Problem details | Copy each line below in which the word "value" occurs.

--- START OF Exercise data ---

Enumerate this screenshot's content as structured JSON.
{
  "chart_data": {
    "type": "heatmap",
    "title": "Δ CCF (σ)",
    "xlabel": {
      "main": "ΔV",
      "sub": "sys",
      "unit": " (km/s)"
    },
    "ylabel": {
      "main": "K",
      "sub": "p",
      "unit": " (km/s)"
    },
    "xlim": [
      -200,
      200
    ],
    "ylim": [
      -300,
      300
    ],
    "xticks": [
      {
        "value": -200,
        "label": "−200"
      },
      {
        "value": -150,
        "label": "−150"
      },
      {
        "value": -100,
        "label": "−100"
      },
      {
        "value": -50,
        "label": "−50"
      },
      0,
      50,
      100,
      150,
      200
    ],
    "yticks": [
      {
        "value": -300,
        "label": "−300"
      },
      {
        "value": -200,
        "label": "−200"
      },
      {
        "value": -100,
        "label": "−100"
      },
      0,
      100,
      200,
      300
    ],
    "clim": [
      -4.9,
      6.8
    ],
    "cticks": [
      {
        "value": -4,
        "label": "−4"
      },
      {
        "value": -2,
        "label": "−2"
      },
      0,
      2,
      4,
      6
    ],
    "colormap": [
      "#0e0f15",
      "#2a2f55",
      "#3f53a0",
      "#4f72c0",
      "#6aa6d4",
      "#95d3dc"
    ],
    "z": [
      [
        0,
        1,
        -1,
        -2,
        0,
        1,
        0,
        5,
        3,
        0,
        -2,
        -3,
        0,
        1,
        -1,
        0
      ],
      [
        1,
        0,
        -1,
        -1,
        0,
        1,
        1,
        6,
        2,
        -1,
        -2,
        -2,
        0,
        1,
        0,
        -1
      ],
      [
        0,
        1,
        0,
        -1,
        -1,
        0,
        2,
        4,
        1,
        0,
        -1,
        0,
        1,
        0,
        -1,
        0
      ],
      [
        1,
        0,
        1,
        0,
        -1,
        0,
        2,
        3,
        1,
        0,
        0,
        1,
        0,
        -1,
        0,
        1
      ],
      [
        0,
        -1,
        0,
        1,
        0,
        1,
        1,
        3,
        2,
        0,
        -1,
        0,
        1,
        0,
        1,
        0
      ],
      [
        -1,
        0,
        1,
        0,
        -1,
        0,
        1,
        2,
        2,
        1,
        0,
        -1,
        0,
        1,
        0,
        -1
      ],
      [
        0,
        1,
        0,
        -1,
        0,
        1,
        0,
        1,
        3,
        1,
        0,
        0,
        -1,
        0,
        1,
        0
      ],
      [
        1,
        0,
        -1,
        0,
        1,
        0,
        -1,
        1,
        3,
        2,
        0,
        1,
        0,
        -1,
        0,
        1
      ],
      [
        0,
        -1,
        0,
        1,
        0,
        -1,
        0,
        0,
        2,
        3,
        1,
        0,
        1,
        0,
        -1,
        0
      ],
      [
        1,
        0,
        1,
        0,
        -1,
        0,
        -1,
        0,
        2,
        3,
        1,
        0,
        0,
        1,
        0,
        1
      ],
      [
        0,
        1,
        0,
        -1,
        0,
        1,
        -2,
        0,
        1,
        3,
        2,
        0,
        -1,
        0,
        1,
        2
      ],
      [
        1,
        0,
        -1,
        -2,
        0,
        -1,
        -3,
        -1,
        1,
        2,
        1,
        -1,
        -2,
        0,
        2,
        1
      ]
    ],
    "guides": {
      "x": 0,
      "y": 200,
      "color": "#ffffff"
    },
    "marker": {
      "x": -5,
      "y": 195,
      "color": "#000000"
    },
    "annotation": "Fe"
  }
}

--- END OF Exercise data ---

Result below |
        "value": -200,
        "value": -150,
        "value": -100,
        "value": -50,
        "value": -300,
        "value": -200,
        "value": -100,
        "value": -4,
        "value": -2,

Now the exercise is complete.